_DATA RECORDS:_
*****

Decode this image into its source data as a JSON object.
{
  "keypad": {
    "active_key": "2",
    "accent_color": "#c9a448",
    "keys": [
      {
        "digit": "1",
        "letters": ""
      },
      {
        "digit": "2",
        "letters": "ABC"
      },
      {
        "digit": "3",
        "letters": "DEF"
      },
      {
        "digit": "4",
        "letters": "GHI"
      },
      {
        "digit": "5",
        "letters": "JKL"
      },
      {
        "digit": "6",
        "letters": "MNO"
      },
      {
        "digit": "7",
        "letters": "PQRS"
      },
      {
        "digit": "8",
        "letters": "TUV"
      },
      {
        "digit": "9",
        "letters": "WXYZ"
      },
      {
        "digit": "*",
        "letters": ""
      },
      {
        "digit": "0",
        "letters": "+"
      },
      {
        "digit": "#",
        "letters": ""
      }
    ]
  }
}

*****

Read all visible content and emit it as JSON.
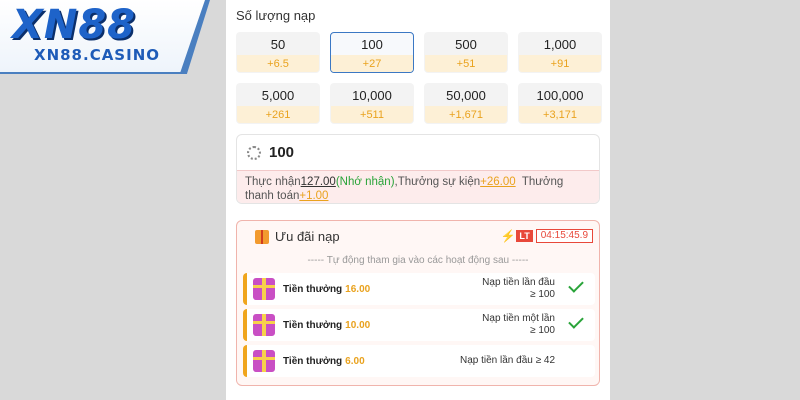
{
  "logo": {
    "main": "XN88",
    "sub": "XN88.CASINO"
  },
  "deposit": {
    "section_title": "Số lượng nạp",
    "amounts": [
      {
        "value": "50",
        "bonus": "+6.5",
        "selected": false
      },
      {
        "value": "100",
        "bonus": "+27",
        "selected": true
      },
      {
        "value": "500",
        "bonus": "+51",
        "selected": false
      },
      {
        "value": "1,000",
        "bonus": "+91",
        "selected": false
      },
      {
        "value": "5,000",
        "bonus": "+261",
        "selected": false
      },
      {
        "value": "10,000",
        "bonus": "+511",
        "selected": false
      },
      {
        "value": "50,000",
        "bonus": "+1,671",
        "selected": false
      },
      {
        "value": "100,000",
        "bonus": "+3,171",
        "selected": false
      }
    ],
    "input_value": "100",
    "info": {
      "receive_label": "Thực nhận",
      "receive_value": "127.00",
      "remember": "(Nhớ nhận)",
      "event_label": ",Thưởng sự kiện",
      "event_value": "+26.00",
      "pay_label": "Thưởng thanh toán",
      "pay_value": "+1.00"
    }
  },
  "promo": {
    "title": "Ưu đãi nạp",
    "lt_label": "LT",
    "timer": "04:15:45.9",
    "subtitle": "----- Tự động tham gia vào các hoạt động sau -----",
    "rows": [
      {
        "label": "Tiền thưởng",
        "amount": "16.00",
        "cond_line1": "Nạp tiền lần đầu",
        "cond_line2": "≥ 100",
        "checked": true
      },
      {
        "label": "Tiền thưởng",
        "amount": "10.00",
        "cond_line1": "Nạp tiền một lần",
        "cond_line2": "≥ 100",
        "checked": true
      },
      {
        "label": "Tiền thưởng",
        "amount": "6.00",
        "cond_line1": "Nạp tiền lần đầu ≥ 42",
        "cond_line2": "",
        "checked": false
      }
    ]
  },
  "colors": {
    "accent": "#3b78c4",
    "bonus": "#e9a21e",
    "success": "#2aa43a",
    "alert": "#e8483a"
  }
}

*****

_WHAT NEEDS TO BE DONE:_ Your task is to collect every line above that contains the word "JSON".

_COMPLETE RESPONSE:_
Decode this image into its source data as a JSON object.
Read all visible content and emit it as JSON.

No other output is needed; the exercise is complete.